--- START OF The data ---
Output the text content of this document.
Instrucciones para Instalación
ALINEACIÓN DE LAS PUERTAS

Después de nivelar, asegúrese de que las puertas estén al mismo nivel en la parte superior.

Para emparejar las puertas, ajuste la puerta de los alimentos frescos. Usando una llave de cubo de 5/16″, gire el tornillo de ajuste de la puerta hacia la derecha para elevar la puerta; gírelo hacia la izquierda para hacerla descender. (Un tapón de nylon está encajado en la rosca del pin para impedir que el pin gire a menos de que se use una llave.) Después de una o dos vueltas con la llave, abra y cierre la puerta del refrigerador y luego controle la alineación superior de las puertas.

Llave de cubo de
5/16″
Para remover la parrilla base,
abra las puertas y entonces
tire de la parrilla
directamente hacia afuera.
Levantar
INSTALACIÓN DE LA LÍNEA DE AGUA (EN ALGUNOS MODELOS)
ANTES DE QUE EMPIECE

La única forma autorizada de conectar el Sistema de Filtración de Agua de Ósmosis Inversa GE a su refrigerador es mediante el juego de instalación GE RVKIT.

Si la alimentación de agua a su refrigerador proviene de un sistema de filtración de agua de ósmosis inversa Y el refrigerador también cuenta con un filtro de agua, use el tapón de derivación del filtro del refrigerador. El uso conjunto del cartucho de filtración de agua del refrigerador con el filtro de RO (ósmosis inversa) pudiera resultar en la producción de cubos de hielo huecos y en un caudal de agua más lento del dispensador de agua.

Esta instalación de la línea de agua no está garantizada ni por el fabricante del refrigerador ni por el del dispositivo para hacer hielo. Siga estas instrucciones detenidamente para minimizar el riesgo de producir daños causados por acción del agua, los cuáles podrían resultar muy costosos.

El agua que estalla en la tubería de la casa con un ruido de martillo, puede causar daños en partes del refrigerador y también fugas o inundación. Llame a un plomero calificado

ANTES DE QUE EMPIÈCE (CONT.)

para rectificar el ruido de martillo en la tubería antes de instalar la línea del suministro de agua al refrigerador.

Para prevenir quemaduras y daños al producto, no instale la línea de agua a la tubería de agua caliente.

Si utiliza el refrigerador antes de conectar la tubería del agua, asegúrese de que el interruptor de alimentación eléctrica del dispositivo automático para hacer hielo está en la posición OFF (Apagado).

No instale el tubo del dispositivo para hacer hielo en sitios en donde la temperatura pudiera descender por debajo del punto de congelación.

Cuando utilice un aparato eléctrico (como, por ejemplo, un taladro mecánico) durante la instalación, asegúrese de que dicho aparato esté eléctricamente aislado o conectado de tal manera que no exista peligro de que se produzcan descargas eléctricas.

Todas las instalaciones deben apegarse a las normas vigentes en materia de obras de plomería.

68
--- END OF The data ---
Task statement ->
Go through the data and return every record exactly.

Reply to the task ->
Output the text content of this document.
Instrucciones para Instalación
ALINEACIÓN DE LAS PUERTAS

Después de nivelar, asegúrese de que las puertas estén al mismo nivel en la parte superior.

Para emparejar las puertas, ajuste la puerta de los alimentos frescos. Usando una llave de cubo de 5/16″, gire el tornillo de ajuste de la puerta hacia la derecha para elevar la puerta; gírelo hacia la izquierda para hacerla descender. (Un tapón de nylon está encajado en la rosca del pin para impedir que el pin gire a menos de que se use una llave.) Después de una o dos vueltas con la llave, abra y cierre la puerta del refrigerador y luego controle la alineación superior de las puertas.

Llave de cubo de
5/16″
Para remover la parrilla base,
abra las puertas y entonces
tire de la parrilla
directamente hacia afuera.
Levantar
INSTALACIÓN DE LA LÍNEA DE AGUA (EN ALGUNOS MODELOS)
ANTES DE QUE EMPIECE

La única forma autorizada de conectar el Sistema de Filtración de Agua de Ósmosis Inversa GE a su refrigerador es mediante el juego de instalación GE RVKIT.

Si la alimentación de agua a su refrigerador proviene de un sistema de filtración de agua de ósmosis inversa Y el refrigerador también cuenta con un filtro de agua, use el tapón de derivación del filtro del refrigerador. El uso conjunto del cartucho de filtración de agua del refrigerador con el filtro de RO (ósmosis inversa) pudiera resultar en la producción de cubos de hielo huecos y en un caudal de agua más lento del dispensador de agua.

Esta instalación de la línea de agua no está garantizada ni por el fabricante del refrigerador ni por el del dispositivo para hacer hielo. Siga estas instrucciones detenidamente para minimizar el riesgo de producir daños causados por acción del agua, los cuáles podrían resultar muy costosos.

El agua que estalla en la tubería de la casa con un ruido de martillo, puede causar daños en partes del refrigerador y también fugas o inundación. Llame a un plomero calificado

ANTES DE QUE EMPIÈCE (CONT.)

para rectificar el ruido de martillo en la tubería antes de instalar la línea del suministro de agua al refrigerador.

Para prevenir quemaduras y daños al producto, no instale la línea de agua a la tubería de agua caliente.

Si utiliza el refrigerador antes de conectar la tubería del agua, asegúrese de que el interruptor de alimentación eléctrica del dispositivo automático para hacer hielo está en la posición OFF (Apagado).

No instale el tubo del dispositivo para hacer hielo en sitios en donde la temperatura pudiera descender por debajo del punto de congelación.

Cuando utilice un aparato eléctrico (como, por ejemplo, un taladro mecánico) durante la instalación, asegúrese de que dicho aparato esté eléctricamente aislado o conectado de tal manera que no exista peligro de que se produzcan descargas eléctricas.

Todas las instalaciones deben apegarse a las normas vigentes en materia de obras de plomería.

68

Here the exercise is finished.